RECORDED INFORMATION:

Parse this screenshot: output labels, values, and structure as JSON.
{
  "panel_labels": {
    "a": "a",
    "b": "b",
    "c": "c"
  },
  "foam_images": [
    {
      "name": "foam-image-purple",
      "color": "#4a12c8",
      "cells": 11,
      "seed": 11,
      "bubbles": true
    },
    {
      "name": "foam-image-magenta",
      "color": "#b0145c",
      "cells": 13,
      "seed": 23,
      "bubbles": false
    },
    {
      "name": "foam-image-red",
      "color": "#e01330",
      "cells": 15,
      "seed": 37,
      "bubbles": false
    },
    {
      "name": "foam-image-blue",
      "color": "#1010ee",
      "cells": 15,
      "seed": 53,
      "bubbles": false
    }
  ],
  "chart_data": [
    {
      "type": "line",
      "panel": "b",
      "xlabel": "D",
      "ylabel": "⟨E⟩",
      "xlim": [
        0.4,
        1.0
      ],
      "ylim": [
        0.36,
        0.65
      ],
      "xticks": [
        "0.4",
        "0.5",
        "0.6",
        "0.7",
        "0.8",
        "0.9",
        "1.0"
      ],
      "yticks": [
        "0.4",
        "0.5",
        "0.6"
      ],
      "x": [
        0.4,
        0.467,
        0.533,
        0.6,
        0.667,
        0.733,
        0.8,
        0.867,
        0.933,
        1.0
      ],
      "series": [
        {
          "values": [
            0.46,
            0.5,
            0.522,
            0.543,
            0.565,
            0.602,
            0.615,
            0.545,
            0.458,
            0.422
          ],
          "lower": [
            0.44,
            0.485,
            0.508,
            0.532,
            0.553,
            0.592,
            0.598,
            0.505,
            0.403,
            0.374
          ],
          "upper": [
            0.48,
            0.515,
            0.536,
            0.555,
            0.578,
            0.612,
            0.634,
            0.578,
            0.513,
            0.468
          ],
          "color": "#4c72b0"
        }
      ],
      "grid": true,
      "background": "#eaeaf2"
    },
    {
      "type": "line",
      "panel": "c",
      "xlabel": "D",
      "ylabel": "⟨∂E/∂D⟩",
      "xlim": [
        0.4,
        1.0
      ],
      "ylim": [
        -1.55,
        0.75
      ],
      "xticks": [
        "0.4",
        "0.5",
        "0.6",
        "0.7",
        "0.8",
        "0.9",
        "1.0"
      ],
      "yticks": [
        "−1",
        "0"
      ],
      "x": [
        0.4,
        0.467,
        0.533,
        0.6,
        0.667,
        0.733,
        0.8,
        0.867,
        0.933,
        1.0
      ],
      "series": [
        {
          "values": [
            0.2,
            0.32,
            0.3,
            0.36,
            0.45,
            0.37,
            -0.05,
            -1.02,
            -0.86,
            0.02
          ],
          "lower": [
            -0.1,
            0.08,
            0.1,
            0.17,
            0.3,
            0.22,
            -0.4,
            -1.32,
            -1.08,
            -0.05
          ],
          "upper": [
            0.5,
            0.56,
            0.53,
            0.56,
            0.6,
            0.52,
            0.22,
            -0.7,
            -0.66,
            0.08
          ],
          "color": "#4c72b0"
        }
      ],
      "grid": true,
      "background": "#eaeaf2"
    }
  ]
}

REQUEST:
Your task is to repeat every line exactly.

EXERCISE SOLUTION:
Parse this screenshot: output labels, values, and structure as JSON.
{
  "panel_labels": {
    "a": "a",
    "b": "b",
    "c": "c"
  },
  "foam_images": [
    {
      "name": "foam-image-purple",
      "color": "#4a12c8",
      "cells": 11,
      "seed": 11,
      "bubbles": true
    },
    {
      "name": "foam-image-magenta",
      "color": "#b0145c",
      "cells": 13,
      "seed": 23,
      "bubbles": false
    },
    {
      "name": "foam-image-red",
      "color": "#e01330",
      "cells": 15,
      "seed": 37,
      "bubbles": false
    },
    {
      "name": "foam-image-blue",
      "color": "#1010ee",
      "cells": 15,
      "seed": 53,
      "bubbles": false
    }
  ],
  "chart_data": [
    {
      "type": "line",
      "panel": "b",
      "xlabel": "D",
      "ylabel": "⟨E⟩",
      "xlim": [
        0.4,
        1.0
      ],
      "ylim": [
        0.36,
        0.65
      ],
      "xticks": [
        "0.4",
        "0.5",
        "0.6",
        "0.7",
        "0.8",
        "0.9",
        "1.0"
      ],
      "yticks": [
        "0.4",
        "0.5",
        "0.6"
      ],
      "x": [
        0.4,
        0.467,
        0.533,
        0.6,
        0.667,
        0.733,
        0.8,
        0.867,
        0.933,
        1.0
      ],
      "series": [
        {
          "values": [
            0.46,
            0.5,
            0.522,
            0.543,
            0.565,
            0.602,
            0.615,
            0.545,
            0.458,
            0.422
          ],
          "lower": [
            0.44,
            0.485,
            0.508,
            0.532,
            0.553,
            0.592,
            0.598,
            0.505,
            0.403,
            0.374
          ],
          "upper": [
            0.48,
            0.515,
            0.536,
            0.555,
            0.578,
            0.612,
            0.634,
            0.578,
            0.513,
            0.468
          ],
          "color": "#4c72b0"
        }
      ],
      "grid": true,
      "background": "#eaeaf2"
    },
    {
      "type": "line",
      "panel": "c",
      "xlabel": "D",
      "ylabel": "⟨∂E/∂D⟩",
      "xlim": [
        0.4,
        1.0
      ],
      "ylim": [
        -1.55,
        0.75
      ],
      "xticks": [
        "0.4",
        "0.5",
        "0.6",
        "0.7",
        "0.8",
        "0.9",
        "1.0"
      ],
      "yticks": [
        "−1",
        "0"
      ],
      "x": [
        0.4,
        0.467,
        0.533,
        0.6,
        0.667,
        0.733,
        0.8,
        0.867,
        0.933,
        1.0
      ],
      "series": [
        {
          "values": [
            0.2,
            0.32,
            0.3,
            0.36,
            0.45,
            0.37,
            -0.05,
            -1.02,
            -0.86,
            0.02
          ],
          "lower": [
            -0.1,
            0.08,
            0.1,
            0.17,
            0.3,
            0.22,
            -0.4,
            -1.32,
            -1.08,
            -0.05
          ],
          "upper": [
            0.5,
            0.56,
            0.53,
            0.56,
            0.6,
            0.52,
            0.22,
            -0.7,
            -0.66,
            0.08
          ],
          "color": "#4c72b0"
        }
      ],
      "grid": true,
      "background": "#eaeaf2"
    }
  ]
}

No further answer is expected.